BEGIN Record excerpts

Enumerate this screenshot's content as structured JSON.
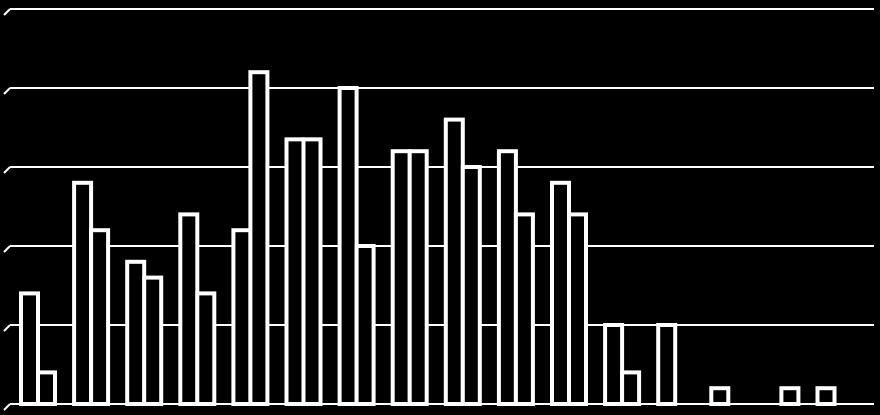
{
  "chart_data": {
    "type": "bar",
    "title": "",
    "xlabel": "",
    "ylabel": "",
    "ylim": [
      0,
      10
    ],
    "grid": true,
    "yticks": [
      0,
      2,
      4,
      6,
      8,
      10
    ],
    "categories": [
      "",
      "",
      "",
      "",
      "",
      "",
      "",
      "",
      "",
      "",
      "",
      "",
      "",
      "",
      "",
      ""
    ],
    "series": [
      {
        "values": [
          2.8,
          5.6,
          3.6,
          4.8,
          4.4,
          6.7,
          8.0,
          6.4,
          7.2,
          6.4,
          5.6,
          2.0,
          2.0,
          0.4,
          0.0,
          0.4
        ]
      },
      {
        "values": [
          0.8,
          4.4,
          3.2,
          2.8,
          8.4,
          6.7,
          4.0,
          6.4,
          6.0,
          4.8,
          4.8,
          0.8,
          0.0,
          0.0,
          0.4,
          0.0
        ]
      }
    ],
    "colors": {
      "background": "#000000",
      "bar": "#000000",
      "bar_stroke": "#ffffff",
      "grid": "#ffffff"
    }
  }
}
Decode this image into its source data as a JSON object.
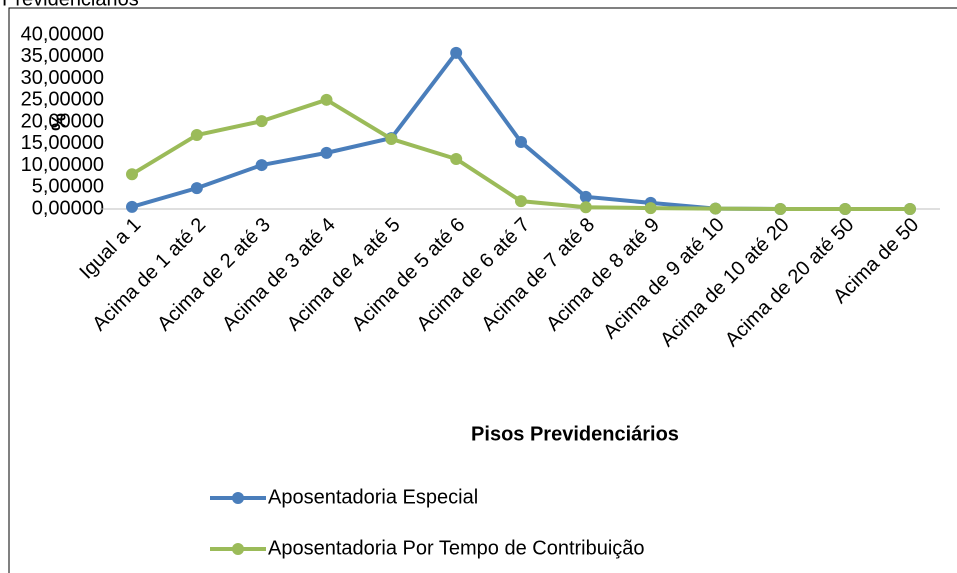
{
  "chart_data": {
    "type": "line",
    "title": "Previdenciários",
    "xlabel": "Pisos Previdenciários",
    "ylabel": "%",
    "categories": [
      "Igual a 1",
      "Acima de 1 até 2",
      "Acima de 2 até 3",
      "Acima de 3 até 4",
      "Acima de 4 até 5",
      "Acima de 5 até 6",
      "Acima de 6 até 7",
      "Acima de 7 até 8",
      "Acima de 8 até 9",
      "Acima de 9 até 10",
      "Acima de 10 até 20",
      "Acima de 20 até 50",
      "Acima de 50"
    ],
    "series": [
      {
        "name": "Aposentadoria Especial",
        "color": "#4a7ebb",
        "values": [
          0.5,
          4.8,
          10.1,
          12.9,
          16.3,
          35.9,
          15.4,
          2.8,
          1.4,
          0.1,
          0,
          0,
          0
        ]
      },
      {
        "name": "Aposentadoria Por Tempo de Contribuição",
        "color": "#9bbb59",
        "values": [
          8.0,
          17.0,
          20.2,
          25.1,
          16.1,
          11.5,
          1.8,
          0.4,
          0.2,
          0.1,
          0,
          0,
          0
        ]
      }
    ],
    "ylim": [
      0,
      40
    ],
    "yticks": [
      {
        "value": 0,
        "label": "0,00000"
      },
      {
        "value": 5,
        "label": "5,00000"
      },
      {
        "value": 10,
        "label": "10,00000"
      },
      {
        "value": 15,
        "label": "15,00000"
      },
      {
        "value": 20,
        "label": "20,00000"
      },
      {
        "value": 25,
        "label": "25,00000"
      },
      {
        "value": 30,
        "label": "30,00000"
      },
      {
        "value": 35,
        "label": "35,00000"
      },
      {
        "value": 40,
        "label": "40,00000"
      }
    ],
    "legend": "bottom-left"
  }
}
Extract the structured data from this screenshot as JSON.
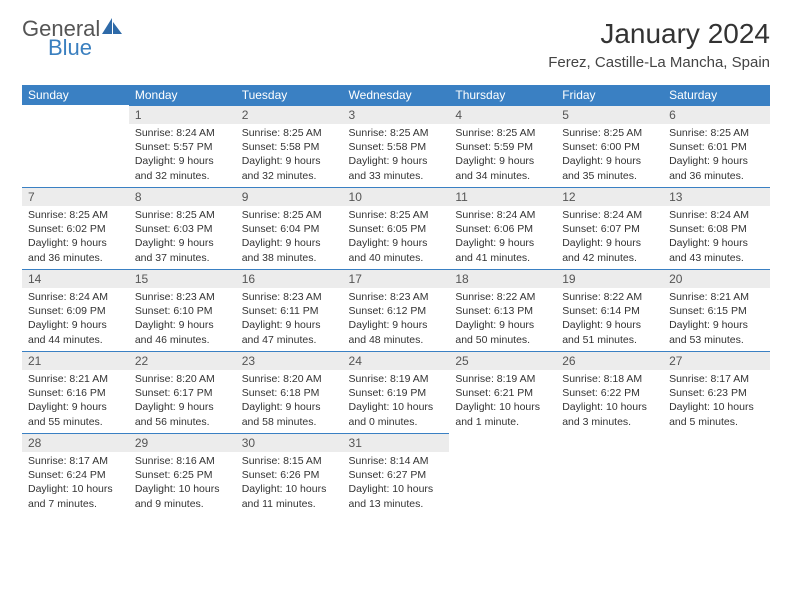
{
  "brand": {
    "part1": "General",
    "part2": "Blue",
    "part1_color": "#555",
    "part2_color": "#3a7fbf"
  },
  "title": "January 2024",
  "location": "Ferez, Castille-La Mancha, Spain",
  "header_bg": "#3a80c3",
  "daynum_bg": "#ececec",
  "border_color": "#3a80c3",
  "days_of_week": [
    "Sunday",
    "Monday",
    "Tuesday",
    "Wednesday",
    "Thursday",
    "Friday",
    "Saturday"
  ],
  "weeks": [
    [
      null,
      {
        "n": "1",
        "sr": "Sunrise: 8:24 AM",
        "ss": "Sunset: 5:57 PM",
        "dl": "Daylight: 9 hours and 32 minutes."
      },
      {
        "n": "2",
        "sr": "Sunrise: 8:25 AM",
        "ss": "Sunset: 5:58 PM",
        "dl": "Daylight: 9 hours and 32 minutes."
      },
      {
        "n": "3",
        "sr": "Sunrise: 8:25 AM",
        "ss": "Sunset: 5:58 PM",
        "dl": "Daylight: 9 hours and 33 minutes."
      },
      {
        "n": "4",
        "sr": "Sunrise: 8:25 AM",
        "ss": "Sunset: 5:59 PM",
        "dl": "Daylight: 9 hours and 34 minutes."
      },
      {
        "n": "5",
        "sr": "Sunrise: 8:25 AM",
        "ss": "Sunset: 6:00 PM",
        "dl": "Daylight: 9 hours and 35 minutes."
      },
      {
        "n": "6",
        "sr": "Sunrise: 8:25 AM",
        "ss": "Sunset: 6:01 PM",
        "dl": "Daylight: 9 hours and 36 minutes."
      }
    ],
    [
      {
        "n": "7",
        "sr": "Sunrise: 8:25 AM",
        "ss": "Sunset: 6:02 PM",
        "dl": "Daylight: 9 hours and 36 minutes."
      },
      {
        "n": "8",
        "sr": "Sunrise: 8:25 AM",
        "ss": "Sunset: 6:03 PM",
        "dl": "Daylight: 9 hours and 37 minutes."
      },
      {
        "n": "9",
        "sr": "Sunrise: 8:25 AM",
        "ss": "Sunset: 6:04 PM",
        "dl": "Daylight: 9 hours and 38 minutes."
      },
      {
        "n": "10",
        "sr": "Sunrise: 8:25 AM",
        "ss": "Sunset: 6:05 PM",
        "dl": "Daylight: 9 hours and 40 minutes."
      },
      {
        "n": "11",
        "sr": "Sunrise: 8:24 AM",
        "ss": "Sunset: 6:06 PM",
        "dl": "Daylight: 9 hours and 41 minutes."
      },
      {
        "n": "12",
        "sr": "Sunrise: 8:24 AM",
        "ss": "Sunset: 6:07 PM",
        "dl": "Daylight: 9 hours and 42 minutes."
      },
      {
        "n": "13",
        "sr": "Sunrise: 8:24 AM",
        "ss": "Sunset: 6:08 PM",
        "dl": "Daylight: 9 hours and 43 minutes."
      }
    ],
    [
      {
        "n": "14",
        "sr": "Sunrise: 8:24 AM",
        "ss": "Sunset: 6:09 PM",
        "dl": "Daylight: 9 hours and 44 minutes."
      },
      {
        "n": "15",
        "sr": "Sunrise: 8:23 AM",
        "ss": "Sunset: 6:10 PM",
        "dl": "Daylight: 9 hours and 46 minutes."
      },
      {
        "n": "16",
        "sr": "Sunrise: 8:23 AM",
        "ss": "Sunset: 6:11 PM",
        "dl": "Daylight: 9 hours and 47 minutes."
      },
      {
        "n": "17",
        "sr": "Sunrise: 8:23 AM",
        "ss": "Sunset: 6:12 PM",
        "dl": "Daylight: 9 hours and 48 minutes."
      },
      {
        "n": "18",
        "sr": "Sunrise: 8:22 AM",
        "ss": "Sunset: 6:13 PM",
        "dl": "Daylight: 9 hours and 50 minutes."
      },
      {
        "n": "19",
        "sr": "Sunrise: 8:22 AM",
        "ss": "Sunset: 6:14 PM",
        "dl": "Daylight: 9 hours and 51 minutes."
      },
      {
        "n": "20",
        "sr": "Sunrise: 8:21 AM",
        "ss": "Sunset: 6:15 PM",
        "dl": "Daylight: 9 hours and 53 minutes."
      }
    ],
    [
      {
        "n": "21",
        "sr": "Sunrise: 8:21 AM",
        "ss": "Sunset: 6:16 PM",
        "dl": "Daylight: 9 hours and 55 minutes."
      },
      {
        "n": "22",
        "sr": "Sunrise: 8:20 AM",
        "ss": "Sunset: 6:17 PM",
        "dl": "Daylight: 9 hours and 56 minutes."
      },
      {
        "n": "23",
        "sr": "Sunrise: 8:20 AM",
        "ss": "Sunset: 6:18 PM",
        "dl": "Daylight: 9 hours and 58 minutes."
      },
      {
        "n": "24",
        "sr": "Sunrise: 8:19 AM",
        "ss": "Sunset: 6:19 PM",
        "dl": "Daylight: 10 hours and 0 minutes."
      },
      {
        "n": "25",
        "sr": "Sunrise: 8:19 AM",
        "ss": "Sunset: 6:21 PM",
        "dl": "Daylight: 10 hours and 1 minute."
      },
      {
        "n": "26",
        "sr": "Sunrise: 8:18 AM",
        "ss": "Sunset: 6:22 PM",
        "dl": "Daylight: 10 hours and 3 minutes."
      },
      {
        "n": "27",
        "sr": "Sunrise: 8:17 AM",
        "ss": "Sunset: 6:23 PM",
        "dl": "Daylight: 10 hours and 5 minutes."
      }
    ],
    [
      {
        "n": "28",
        "sr": "Sunrise: 8:17 AM",
        "ss": "Sunset: 6:24 PM",
        "dl": "Daylight: 10 hours and 7 minutes."
      },
      {
        "n": "29",
        "sr": "Sunrise: 8:16 AM",
        "ss": "Sunset: 6:25 PM",
        "dl": "Daylight: 10 hours and 9 minutes."
      },
      {
        "n": "30",
        "sr": "Sunrise: 8:15 AM",
        "ss": "Sunset: 6:26 PM",
        "dl": "Daylight: 10 hours and 11 minutes."
      },
      {
        "n": "31",
        "sr": "Sunrise: 8:14 AM",
        "ss": "Sunset: 6:27 PM",
        "dl": "Daylight: 10 hours and 13 minutes."
      },
      null,
      null,
      null
    ]
  ]
}
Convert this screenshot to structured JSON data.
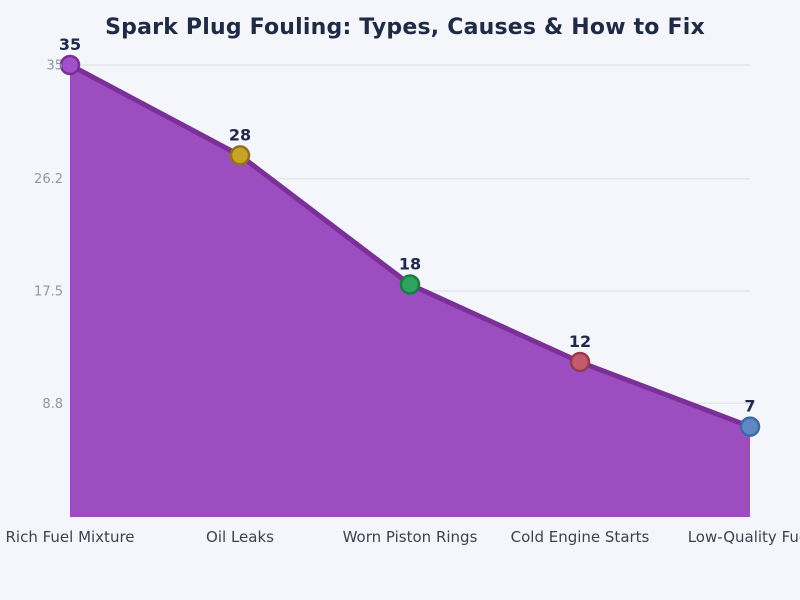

END Record excerpts

Report all lines of the data that include the word "screenshot".

Enumerate this screenshot's content as structured JSON.
Extract the structured data from this screenshot as JSON.
Convert this screenshot to structured JSON data.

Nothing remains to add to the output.